Task:
Locate "Give me the" in the records below, then copy its line and every following line exactly, without the pictures.

Extracts from a graphics dataset
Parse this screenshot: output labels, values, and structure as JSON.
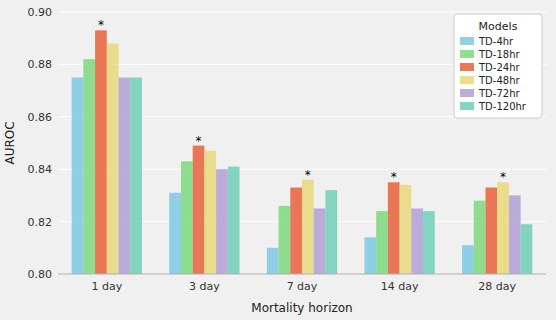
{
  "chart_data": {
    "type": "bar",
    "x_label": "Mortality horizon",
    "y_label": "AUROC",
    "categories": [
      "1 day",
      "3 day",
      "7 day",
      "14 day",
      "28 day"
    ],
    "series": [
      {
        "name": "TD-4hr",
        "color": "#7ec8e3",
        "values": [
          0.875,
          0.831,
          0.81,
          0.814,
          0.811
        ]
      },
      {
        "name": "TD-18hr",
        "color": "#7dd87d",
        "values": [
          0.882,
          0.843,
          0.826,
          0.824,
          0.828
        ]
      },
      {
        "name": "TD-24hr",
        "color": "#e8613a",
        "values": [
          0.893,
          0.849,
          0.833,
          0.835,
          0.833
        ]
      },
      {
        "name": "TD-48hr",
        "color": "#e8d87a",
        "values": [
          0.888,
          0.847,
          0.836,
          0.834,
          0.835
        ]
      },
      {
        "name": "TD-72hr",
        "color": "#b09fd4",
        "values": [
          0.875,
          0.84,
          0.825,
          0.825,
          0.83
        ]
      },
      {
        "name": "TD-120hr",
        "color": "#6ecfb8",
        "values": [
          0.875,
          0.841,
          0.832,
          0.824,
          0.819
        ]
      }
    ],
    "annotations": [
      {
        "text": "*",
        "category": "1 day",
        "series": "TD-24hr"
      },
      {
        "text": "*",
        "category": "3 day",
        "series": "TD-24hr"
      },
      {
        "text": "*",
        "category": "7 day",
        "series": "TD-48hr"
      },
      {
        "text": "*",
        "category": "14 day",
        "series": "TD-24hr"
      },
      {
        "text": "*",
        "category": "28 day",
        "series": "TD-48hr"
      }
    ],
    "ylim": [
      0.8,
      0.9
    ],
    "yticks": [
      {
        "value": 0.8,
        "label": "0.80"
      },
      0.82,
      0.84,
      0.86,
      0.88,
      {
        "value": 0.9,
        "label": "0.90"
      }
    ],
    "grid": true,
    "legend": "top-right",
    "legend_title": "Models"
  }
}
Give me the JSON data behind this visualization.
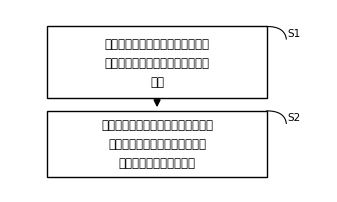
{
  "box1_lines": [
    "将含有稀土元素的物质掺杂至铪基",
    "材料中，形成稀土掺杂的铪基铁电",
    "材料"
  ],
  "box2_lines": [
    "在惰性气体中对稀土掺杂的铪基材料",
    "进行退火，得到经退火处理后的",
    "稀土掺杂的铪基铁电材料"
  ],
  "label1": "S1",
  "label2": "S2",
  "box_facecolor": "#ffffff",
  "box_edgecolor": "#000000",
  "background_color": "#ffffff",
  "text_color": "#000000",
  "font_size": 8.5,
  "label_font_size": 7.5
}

The completed task:
Give me the JSON data behind this visualization.
{
  "box1_lines": [
    "将含有稀土元素的物质掺杂至铪基",
    "材料中，形成稀土掺杂的铪基铁电",
    "材料"
  ],
  "box2_lines": [
    "在惰性气体中对稀土掺杂的铪基材料",
    "进行退火，得到经退火处理后的",
    "稀土掺杂的铪基铁电材料"
  ],
  "label1": "S1",
  "label2": "S2",
  "box_facecolor": "#ffffff",
  "box_edgecolor": "#000000",
  "background_color": "#ffffff",
  "text_color": "#000000",
  "font_size": 8.5,
  "label_font_size": 7.5
}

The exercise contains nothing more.